- INFORMATION PROVIDED:
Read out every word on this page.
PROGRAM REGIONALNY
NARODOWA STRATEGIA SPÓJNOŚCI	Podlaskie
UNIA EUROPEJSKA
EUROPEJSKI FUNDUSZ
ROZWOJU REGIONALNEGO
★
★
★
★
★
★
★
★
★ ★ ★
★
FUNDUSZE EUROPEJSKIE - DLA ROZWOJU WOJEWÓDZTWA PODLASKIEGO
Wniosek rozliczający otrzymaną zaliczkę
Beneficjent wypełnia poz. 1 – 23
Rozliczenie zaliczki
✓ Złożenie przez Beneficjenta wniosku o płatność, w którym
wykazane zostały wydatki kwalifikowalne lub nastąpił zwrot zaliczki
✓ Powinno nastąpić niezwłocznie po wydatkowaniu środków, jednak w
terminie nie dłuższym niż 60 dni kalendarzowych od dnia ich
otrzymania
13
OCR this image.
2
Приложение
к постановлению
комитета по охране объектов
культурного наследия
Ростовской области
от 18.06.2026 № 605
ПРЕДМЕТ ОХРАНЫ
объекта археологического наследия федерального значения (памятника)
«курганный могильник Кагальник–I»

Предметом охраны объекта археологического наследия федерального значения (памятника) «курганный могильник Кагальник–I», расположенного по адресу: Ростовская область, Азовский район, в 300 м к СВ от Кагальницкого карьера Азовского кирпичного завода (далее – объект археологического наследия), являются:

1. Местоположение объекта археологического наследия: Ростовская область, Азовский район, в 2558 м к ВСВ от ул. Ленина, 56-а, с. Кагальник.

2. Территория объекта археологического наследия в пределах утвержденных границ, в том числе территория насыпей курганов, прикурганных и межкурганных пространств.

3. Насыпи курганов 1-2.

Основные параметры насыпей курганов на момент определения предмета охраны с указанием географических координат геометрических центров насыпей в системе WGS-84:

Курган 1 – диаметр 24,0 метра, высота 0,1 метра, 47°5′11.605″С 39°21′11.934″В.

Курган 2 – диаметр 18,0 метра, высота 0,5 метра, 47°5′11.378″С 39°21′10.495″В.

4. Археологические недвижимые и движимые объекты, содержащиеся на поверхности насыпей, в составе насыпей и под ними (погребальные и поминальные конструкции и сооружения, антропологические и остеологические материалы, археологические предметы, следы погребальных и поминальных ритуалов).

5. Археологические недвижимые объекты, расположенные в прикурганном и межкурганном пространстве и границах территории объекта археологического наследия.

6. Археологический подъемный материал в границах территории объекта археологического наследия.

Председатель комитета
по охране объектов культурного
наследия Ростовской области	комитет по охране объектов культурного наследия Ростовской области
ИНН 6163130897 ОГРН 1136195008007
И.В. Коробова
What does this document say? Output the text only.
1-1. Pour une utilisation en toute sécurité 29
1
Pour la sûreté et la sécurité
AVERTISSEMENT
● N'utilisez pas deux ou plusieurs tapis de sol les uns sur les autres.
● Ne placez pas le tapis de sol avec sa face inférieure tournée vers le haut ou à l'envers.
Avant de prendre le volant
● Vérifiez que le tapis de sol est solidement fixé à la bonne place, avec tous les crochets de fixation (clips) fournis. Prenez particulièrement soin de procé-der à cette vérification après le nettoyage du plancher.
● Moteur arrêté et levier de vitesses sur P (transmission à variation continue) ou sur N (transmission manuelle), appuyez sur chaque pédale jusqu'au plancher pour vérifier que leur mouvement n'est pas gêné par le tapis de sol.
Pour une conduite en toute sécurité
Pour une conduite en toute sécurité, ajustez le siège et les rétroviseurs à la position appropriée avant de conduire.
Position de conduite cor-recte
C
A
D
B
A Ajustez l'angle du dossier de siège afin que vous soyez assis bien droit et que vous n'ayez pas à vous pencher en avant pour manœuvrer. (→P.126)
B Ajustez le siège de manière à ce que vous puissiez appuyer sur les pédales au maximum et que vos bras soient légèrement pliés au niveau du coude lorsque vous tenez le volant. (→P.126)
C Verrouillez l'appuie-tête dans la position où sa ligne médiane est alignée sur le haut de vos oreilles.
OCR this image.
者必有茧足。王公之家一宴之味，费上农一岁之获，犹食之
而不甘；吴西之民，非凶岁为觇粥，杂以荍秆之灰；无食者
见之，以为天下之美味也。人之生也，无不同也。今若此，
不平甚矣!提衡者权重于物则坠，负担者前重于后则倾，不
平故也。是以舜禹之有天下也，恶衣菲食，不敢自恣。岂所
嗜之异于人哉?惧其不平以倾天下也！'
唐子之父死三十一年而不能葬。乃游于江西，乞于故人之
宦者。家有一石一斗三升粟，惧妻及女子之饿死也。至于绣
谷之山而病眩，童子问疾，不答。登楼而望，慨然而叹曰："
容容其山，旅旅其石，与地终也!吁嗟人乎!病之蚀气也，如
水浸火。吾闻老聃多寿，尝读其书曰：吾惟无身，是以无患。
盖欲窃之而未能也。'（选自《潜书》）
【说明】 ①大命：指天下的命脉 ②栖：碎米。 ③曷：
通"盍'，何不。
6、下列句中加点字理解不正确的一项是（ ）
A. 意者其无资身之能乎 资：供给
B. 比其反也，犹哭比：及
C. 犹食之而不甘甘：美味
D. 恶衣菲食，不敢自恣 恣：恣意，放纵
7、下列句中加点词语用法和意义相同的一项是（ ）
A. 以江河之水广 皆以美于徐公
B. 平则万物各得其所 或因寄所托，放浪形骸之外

- TASK DESCRIPTION:
Above are the records; copy all of them exactly.

- COMPLETED EXERCISE:
Read out every word on this page.
PROGRAM REGIONALNY
NARODOWA STRATEGIA SPÓJNOŚCI	Podlaskie
UNIA EUROPEJSKA
EUROPEJSKI FUNDUSZ
ROZWOJU REGIONALNEGO
★
★
★
★
★
★
★
★
★ ★ ★
★
FUNDUSZE EUROPEJSKIE - DLA ROZWOJU WOJEWÓDZTWA PODLASKIEGO
Wniosek rozliczający otrzymaną zaliczkę
Beneficjent wypełnia poz. 1 – 23
Rozliczenie zaliczki
✓ Złożenie przez Beneficjenta wniosku o płatność, w którym
wykazane zostały wydatki kwalifikowalne lub nastąpił zwrot zaliczki
✓ Powinno nastąpić niezwłocznie po wydatkowaniu środków, jednak w
terminie nie dłuższym niż 60 dni kalendarzowych od dnia ich
otrzymania
13
OCR this image.
2
Приложение
к постановлению
комитета по охране объектов
культурного наследия
Ростовской области
от 18.06.2026 № 605
ПРЕДМЕТ ОХРАНЫ
объекта археологического наследия федерального значения (памятника)
«курганный могильник Кагальник–I»

Предметом охраны объекта археологического наследия федерального значения (памятника) «курганный могильник Кагальник–I», расположенного по адресу: Ростовская область, Азовский район, в 300 м к СВ от Кагальницкого карьера Азовского кирпичного завода (далее – объект археологического наследия), являются:

1. Местоположение объекта археологического наследия: Ростовская область, Азовский район, в 2558 м к ВСВ от ул. Ленина, 56-а, с. Кагальник.

2. Территория объекта археологического наследия в пределах утвержденных границ, в том числе территория насыпей курганов, прикурганных и межкурганных пространств.

3. Насыпи курганов 1-2.

Основные параметры насыпей курганов на момент определения предмета охраны с указанием географических координат геометрических центров насыпей в системе WGS-84:

Курган 1 – диаметр 24,0 метра, высота 0,1 метра, 47°5′11.605″С 39°21′11.934″В.

Курган 2 – диаметр 18,0 метра, высота 0,5 метра, 47°5′11.378″С 39°21′10.495″В.

4. Археологические недвижимые и движимые объекты, содержащиеся на поверхности насыпей, в составе насыпей и под ними (погребальные и поминальные конструкции и сооружения, антропологические и остеологические материалы, археологические предметы, следы погребальных и поминальных ритуалов).

5. Археологические недвижимые объекты, расположенные в прикурганном и межкурганном пространстве и границах территории объекта археологического наследия.

6. Археологический подъемный материал в границах территории объекта археологического наследия.

Председатель комитета
по охране объектов культурного
наследия Ростовской области	комитет по охране объектов культурного наследия Ростовской области
ИНН 6163130897 ОГРН 1136195008007
И.В. Коробова
What does this document say? Output the text only.
1-1. Pour une utilisation en toute sécurité 29
1
Pour la sûreté et la sécurité
AVERTISSEMENT
● N'utilisez pas deux ou plusieurs tapis de sol les uns sur les autres.
● Ne placez pas le tapis de sol avec sa face inférieure tournée vers le haut ou à l'envers.
Avant de prendre le volant
● Vérifiez que le tapis de sol est solidement fixé à la bonne place, avec tous les crochets de fixation (clips) fournis. Prenez particulièrement soin de procé-der à cette vérification après le nettoyage du plancher.
● Moteur arrêté et levier de vitesses sur P (transmission à variation continue) ou sur N (transmission manuelle), appuyez sur chaque pédale jusqu'au plancher pour vérifier que leur mouvement n'est pas gêné par le tapis de sol.
Pour une conduite en toute sécurité
Pour une conduite en toute sécurité, ajustez le siège et les rétroviseurs à la position appropriée avant de conduire.
Position de conduite cor-recte
C
A
D
B
A Ajustez l'angle du dossier de siège afin que vous soyez assis bien droit et que vous n'ayez pas à vous pencher en avant pour manœuvrer. (→P.126)
B Ajustez le siège de manière à ce que vous puissiez appuyer sur les pédales au maximum et que vos bras soient légèrement pliés au niveau du coude lorsque vous tenez le volant. (→P.126)
C Verrouillez l'appuie-tête dans la position où sa ligne médiane est alignée sur le haut de vos oreilles.
OCR this image.
者必有茧足。王公之家一宴之味，费上农一岁之获，犹食之
而不甘；吴西之民，非凶岁为觇粥，杂以荍秆之灰；无食者
见之，以为天下之美味也。人之生也，无不同也。今若此，
不平甚矣!提衡者权重于物则坠，负担者前重于后则倾，不
平故也。是以舜禹之有天下也，恶衣菲食，不敢自恣。岂所
嗜之异于人哉?惧其不平以倾天下也！'
唐子之父死三十一年而不能葬。乃游于江西，乞于故人之
宦者。家有一石一斗三升粟，惧妻及女子之饿死也。至于绣
谷之山而病眩，童子问疾，不答。登楼而望，慨然而叹曰："
容容其山，旅旅其石，与地终也!吁嗟人乎!病之蚀气也，如
水浸火。吾闻老聃多寿，尝读其书曰：吾惟无身，是以无患。
盖欲窃之而未能也。'（选自《潜书》）
【说明】 ①大命：指天下的命脉 ②栖：碎米。 ③曷：
通"盍'，何不。
6、下列句中加点字理解不正确的一项是（ ）
A. 意者其无资身之能乎 资：供给
B. 比其反也，犹哭比：及
C. 犹食之而不甘甘：美味
D. 恶衣菲食，不敢自恣 恣：恣意，放纵
7、下列句中加点词语用法和意义相同的一项是（ ）
A. 以江河之水广 皆以美于徐公
B. 平则万物各得其所 或因寄所托，放浪形骸之外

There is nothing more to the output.